In the material below, identify each line bearing the word "kann". Reproduce those lines.

####################

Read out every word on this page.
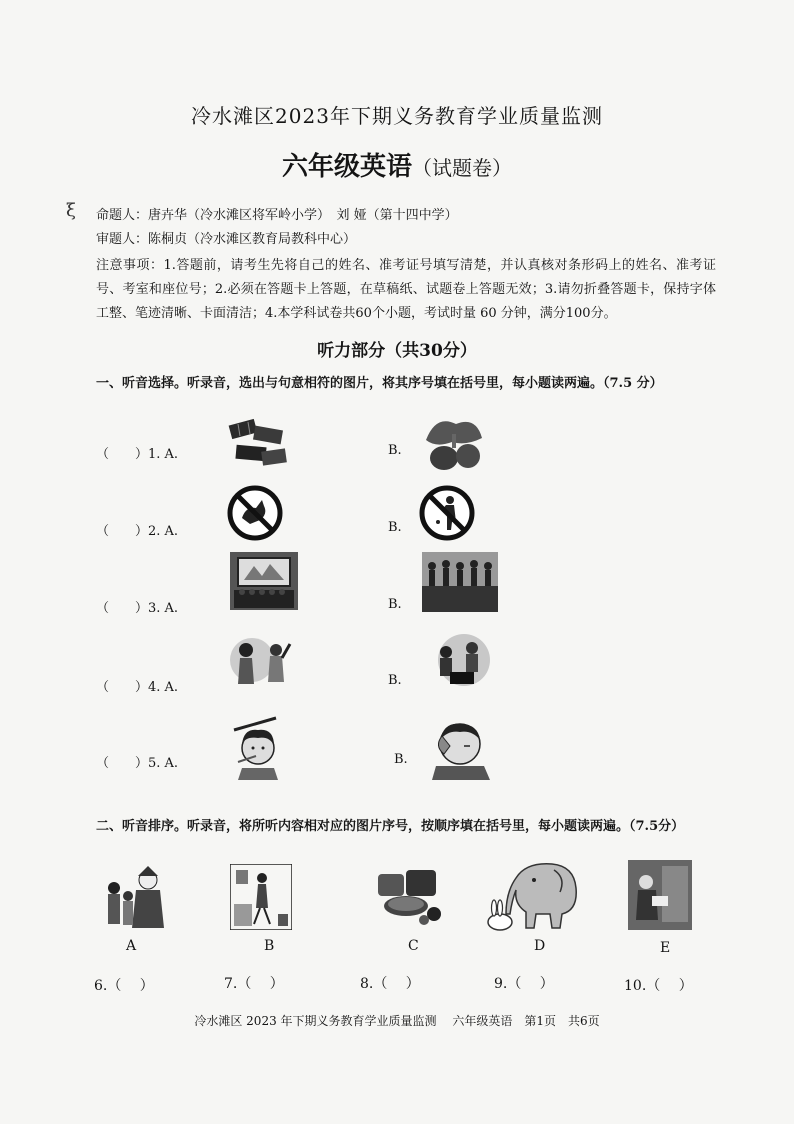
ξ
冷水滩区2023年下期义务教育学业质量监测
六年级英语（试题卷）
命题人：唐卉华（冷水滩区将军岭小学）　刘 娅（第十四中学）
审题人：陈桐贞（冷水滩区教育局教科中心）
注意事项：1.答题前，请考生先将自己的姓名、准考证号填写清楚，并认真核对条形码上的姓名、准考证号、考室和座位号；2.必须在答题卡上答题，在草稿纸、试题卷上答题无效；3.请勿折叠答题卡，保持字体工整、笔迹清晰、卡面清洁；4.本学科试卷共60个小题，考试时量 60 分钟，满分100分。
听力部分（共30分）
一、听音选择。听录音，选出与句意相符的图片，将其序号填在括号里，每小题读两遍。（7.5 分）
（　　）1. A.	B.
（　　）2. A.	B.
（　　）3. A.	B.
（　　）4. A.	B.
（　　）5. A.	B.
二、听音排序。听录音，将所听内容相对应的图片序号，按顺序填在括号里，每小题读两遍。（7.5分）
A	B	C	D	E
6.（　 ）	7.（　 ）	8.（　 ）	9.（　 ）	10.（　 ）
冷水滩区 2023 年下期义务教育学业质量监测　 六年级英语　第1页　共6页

####################

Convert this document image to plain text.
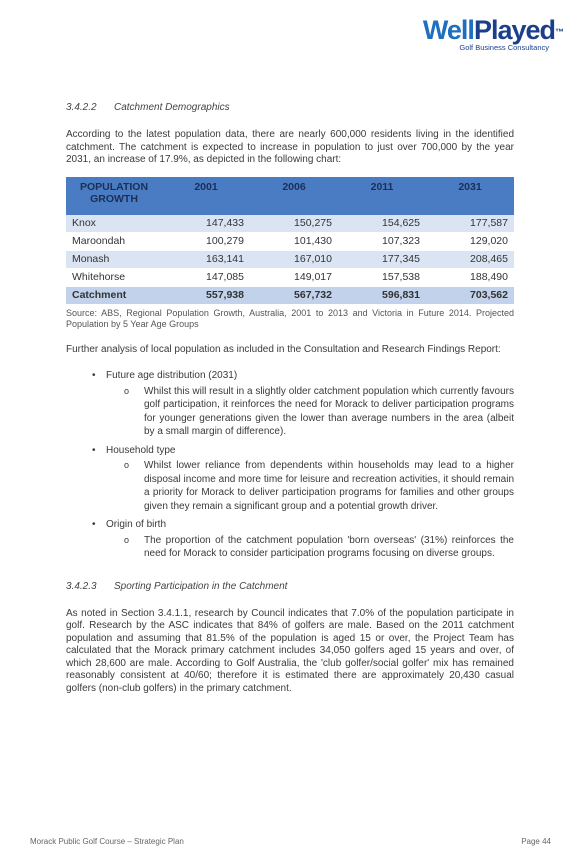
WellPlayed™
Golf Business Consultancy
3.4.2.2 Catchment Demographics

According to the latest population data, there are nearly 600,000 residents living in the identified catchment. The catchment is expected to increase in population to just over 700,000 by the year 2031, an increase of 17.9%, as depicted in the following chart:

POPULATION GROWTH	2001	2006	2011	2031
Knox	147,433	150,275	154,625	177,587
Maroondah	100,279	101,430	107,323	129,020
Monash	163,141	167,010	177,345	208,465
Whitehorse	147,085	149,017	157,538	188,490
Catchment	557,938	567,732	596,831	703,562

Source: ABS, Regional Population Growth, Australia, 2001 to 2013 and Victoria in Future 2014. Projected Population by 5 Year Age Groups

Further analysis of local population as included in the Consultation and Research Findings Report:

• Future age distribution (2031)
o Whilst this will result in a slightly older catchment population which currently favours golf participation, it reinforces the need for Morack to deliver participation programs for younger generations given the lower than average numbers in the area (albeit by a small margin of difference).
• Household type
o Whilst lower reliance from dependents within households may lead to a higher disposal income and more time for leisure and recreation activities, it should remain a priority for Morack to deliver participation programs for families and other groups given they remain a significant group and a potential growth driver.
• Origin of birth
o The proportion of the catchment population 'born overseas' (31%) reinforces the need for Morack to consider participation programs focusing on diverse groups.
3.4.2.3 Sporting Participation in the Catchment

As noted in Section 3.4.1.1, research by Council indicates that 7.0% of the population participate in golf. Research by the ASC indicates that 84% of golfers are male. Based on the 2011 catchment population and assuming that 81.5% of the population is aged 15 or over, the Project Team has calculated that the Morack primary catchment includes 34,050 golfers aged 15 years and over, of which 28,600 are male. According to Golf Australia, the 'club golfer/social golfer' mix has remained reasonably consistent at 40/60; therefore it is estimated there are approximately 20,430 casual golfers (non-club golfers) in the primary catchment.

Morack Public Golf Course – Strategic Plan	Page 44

####################

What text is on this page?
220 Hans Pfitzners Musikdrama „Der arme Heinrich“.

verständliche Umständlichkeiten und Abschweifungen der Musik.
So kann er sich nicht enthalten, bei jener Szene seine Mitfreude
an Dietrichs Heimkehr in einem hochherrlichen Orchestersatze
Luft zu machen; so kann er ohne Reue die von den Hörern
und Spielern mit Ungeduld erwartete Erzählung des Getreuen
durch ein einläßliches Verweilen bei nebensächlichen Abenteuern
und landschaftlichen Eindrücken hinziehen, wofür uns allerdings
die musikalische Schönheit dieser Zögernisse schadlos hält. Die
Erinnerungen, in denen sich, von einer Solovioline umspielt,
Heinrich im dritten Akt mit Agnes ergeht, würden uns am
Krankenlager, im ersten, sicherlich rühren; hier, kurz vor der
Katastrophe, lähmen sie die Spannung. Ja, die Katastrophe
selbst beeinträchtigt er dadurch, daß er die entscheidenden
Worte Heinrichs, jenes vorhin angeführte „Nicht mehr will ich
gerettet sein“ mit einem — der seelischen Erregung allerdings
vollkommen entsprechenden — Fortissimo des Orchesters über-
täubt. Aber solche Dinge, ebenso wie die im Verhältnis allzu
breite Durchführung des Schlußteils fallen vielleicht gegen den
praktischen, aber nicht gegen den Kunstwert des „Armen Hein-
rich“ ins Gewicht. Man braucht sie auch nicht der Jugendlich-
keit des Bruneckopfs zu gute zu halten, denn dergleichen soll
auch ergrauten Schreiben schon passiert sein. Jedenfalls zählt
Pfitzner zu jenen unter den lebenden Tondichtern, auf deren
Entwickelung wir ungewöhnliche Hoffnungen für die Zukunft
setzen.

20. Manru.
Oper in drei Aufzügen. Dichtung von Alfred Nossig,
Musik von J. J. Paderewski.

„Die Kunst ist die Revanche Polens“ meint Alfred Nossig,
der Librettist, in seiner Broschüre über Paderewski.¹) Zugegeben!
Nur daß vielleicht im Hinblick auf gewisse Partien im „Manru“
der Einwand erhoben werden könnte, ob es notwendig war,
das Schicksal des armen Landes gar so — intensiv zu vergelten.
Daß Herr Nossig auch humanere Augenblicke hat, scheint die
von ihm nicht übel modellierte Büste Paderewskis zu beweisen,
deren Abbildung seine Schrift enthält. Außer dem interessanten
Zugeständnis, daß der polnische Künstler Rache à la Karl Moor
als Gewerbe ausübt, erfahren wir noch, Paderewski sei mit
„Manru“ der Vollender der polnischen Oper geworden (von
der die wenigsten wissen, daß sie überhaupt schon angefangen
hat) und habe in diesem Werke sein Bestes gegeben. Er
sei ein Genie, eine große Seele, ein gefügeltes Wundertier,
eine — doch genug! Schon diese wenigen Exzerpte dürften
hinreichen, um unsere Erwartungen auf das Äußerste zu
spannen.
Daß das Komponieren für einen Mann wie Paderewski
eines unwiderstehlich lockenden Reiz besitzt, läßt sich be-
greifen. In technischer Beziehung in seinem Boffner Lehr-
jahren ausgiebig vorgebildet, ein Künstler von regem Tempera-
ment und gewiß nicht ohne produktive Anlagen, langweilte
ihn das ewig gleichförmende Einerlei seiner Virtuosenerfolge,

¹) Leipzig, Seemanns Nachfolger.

####################

WORKED SOLUTION
So kann er sich nicht enthalten, bei jener Szene seine Mitfreude
Luft zu machen; so kann er ohne Reue die von den Hörern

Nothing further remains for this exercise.